- [TASK DESCRIPTION] Collect all lines from the listing that include the string "平均值函数".

- [RECORDS PROVIDED]

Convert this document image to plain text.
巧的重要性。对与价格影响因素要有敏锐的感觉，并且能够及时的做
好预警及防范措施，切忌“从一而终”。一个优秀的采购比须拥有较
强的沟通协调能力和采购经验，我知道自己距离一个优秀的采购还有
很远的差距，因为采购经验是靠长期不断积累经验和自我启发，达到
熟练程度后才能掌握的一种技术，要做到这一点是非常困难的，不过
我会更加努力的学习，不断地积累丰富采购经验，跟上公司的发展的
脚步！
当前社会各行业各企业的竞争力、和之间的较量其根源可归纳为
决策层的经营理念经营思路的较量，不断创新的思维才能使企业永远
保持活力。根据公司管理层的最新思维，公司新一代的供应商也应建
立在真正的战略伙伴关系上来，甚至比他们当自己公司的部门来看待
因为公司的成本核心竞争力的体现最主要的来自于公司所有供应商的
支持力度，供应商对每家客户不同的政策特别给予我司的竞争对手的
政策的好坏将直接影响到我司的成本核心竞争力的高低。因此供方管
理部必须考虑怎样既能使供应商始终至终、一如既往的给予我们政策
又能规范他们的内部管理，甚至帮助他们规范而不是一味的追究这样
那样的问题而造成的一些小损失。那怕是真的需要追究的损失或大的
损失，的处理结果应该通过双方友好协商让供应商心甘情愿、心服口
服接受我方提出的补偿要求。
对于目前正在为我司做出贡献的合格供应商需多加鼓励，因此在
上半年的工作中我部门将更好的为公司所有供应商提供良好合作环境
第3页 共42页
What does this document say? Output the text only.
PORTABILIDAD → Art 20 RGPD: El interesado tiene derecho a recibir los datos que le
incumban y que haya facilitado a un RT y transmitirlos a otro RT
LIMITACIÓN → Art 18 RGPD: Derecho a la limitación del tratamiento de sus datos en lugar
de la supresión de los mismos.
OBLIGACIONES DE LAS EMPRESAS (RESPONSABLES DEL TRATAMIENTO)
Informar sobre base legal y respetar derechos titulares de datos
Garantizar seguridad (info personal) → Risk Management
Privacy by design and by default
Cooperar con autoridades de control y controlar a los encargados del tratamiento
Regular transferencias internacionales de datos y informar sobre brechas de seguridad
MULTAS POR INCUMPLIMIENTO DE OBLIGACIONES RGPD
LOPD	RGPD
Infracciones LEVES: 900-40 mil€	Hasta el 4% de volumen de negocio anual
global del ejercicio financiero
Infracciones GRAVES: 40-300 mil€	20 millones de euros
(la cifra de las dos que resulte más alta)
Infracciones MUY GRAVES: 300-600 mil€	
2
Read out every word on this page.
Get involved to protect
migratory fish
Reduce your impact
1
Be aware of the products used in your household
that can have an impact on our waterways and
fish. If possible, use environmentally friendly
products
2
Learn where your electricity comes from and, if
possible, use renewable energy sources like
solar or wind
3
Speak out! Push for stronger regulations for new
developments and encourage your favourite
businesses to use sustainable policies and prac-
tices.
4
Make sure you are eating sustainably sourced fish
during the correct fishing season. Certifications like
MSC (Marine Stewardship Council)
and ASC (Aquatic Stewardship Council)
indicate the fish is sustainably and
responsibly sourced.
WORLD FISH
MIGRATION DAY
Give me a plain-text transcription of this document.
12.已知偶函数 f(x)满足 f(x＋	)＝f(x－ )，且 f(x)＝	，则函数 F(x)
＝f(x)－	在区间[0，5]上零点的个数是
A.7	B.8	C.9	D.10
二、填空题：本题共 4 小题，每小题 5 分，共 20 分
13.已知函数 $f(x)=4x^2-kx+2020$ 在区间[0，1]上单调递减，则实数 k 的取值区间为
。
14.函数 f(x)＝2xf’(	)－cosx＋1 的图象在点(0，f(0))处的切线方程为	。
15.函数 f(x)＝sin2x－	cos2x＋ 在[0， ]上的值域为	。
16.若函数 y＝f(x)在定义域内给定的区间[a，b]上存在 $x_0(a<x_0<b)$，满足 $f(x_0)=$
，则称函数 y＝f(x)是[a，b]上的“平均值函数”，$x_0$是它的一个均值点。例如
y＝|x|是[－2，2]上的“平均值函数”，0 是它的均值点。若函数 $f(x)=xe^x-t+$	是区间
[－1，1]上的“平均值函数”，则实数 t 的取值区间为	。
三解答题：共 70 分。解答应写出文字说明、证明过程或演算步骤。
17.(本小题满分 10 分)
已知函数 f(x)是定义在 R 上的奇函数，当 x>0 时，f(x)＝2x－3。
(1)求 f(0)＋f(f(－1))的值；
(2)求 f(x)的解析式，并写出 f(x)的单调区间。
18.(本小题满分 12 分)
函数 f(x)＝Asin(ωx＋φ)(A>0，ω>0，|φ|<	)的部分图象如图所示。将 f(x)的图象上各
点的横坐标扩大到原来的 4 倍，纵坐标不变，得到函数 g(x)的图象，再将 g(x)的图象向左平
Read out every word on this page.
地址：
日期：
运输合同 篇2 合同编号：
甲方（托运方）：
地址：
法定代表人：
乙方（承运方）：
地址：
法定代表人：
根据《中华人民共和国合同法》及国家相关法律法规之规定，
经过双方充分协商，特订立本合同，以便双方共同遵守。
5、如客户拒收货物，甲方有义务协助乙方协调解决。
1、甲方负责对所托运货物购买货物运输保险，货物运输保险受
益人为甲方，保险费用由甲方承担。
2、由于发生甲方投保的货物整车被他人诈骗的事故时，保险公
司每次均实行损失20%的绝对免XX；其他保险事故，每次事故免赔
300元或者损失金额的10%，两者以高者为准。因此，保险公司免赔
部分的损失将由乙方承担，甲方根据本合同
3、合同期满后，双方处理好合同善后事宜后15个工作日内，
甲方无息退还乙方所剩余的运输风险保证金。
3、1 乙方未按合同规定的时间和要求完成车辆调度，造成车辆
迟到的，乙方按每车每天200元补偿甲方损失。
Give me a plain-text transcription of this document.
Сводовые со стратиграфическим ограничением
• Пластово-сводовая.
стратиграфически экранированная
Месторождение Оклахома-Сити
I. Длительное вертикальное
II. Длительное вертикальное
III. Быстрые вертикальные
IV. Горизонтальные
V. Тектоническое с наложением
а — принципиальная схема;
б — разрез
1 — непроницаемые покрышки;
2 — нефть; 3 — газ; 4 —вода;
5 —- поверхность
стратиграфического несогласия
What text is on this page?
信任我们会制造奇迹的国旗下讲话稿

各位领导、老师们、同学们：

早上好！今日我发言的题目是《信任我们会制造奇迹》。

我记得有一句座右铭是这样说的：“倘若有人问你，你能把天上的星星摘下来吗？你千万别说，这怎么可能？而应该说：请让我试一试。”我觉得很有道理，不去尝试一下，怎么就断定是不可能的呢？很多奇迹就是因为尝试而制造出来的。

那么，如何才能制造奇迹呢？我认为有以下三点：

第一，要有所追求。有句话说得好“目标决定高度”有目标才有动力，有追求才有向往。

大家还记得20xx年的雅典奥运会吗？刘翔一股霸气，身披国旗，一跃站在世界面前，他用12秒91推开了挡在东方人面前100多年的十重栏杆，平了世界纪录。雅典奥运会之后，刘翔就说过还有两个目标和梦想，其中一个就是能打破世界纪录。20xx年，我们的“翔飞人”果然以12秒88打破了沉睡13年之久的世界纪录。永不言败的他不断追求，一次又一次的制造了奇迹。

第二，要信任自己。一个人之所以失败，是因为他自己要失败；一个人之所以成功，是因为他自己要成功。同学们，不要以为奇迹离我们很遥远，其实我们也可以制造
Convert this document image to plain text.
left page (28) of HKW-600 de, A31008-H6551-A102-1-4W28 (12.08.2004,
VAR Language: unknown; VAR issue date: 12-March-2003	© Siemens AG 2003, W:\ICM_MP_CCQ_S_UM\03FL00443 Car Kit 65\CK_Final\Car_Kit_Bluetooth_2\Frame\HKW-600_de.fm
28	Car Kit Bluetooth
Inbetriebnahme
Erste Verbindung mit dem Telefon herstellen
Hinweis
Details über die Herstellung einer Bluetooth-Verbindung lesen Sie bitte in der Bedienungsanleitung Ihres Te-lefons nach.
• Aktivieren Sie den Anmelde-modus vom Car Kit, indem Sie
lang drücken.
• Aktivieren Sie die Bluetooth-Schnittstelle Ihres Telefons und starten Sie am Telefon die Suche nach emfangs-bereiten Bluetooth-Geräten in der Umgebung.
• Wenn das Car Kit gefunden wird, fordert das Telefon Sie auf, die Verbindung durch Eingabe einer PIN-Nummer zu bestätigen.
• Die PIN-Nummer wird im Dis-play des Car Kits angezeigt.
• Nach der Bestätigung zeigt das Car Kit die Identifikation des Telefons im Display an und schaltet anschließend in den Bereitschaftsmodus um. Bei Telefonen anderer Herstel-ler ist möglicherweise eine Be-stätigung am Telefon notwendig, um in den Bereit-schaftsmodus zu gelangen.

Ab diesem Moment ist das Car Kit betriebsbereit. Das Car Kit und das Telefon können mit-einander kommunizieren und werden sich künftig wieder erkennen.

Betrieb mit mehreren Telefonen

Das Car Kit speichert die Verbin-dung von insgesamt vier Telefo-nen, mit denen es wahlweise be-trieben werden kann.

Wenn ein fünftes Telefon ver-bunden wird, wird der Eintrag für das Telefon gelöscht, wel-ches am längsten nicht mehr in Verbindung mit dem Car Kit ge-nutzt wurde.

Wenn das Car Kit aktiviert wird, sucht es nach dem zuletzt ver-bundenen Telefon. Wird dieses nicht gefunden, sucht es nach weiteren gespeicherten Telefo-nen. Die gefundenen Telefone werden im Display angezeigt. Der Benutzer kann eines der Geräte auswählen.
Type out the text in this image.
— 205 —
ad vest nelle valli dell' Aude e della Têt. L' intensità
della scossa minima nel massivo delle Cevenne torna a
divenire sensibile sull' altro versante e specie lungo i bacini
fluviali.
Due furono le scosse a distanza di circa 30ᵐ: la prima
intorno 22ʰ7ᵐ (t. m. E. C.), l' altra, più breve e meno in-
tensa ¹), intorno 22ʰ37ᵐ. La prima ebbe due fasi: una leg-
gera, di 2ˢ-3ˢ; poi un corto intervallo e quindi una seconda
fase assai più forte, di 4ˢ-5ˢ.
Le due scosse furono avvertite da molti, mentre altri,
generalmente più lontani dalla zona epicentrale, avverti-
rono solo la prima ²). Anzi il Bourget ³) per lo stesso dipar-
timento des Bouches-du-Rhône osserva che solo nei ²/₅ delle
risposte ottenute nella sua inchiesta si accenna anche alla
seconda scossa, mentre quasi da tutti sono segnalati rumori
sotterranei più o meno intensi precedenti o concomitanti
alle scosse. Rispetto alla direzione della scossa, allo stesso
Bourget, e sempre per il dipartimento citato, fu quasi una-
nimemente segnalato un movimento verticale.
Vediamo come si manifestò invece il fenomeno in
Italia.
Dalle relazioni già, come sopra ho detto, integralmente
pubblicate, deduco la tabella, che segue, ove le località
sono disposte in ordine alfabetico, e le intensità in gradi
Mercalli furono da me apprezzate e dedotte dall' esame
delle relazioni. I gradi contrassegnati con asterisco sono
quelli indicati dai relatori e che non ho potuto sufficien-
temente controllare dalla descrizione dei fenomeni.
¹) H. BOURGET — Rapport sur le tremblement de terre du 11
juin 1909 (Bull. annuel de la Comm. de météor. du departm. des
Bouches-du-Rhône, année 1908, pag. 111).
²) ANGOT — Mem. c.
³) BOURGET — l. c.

- [EXPECTED ANSWER]
，则称函数 y＝f(x)是[a，b]上的“平均值函数”，$x_0$是它的一个均值点。例如
y＝|x|是[－2，2]上的“平均值函数”，0 是它的均值点。若函数 $f(x)=xe^x-t+$	是区间
[－1，1]上的“平均值函数”，则实数 t 的取值区间为	。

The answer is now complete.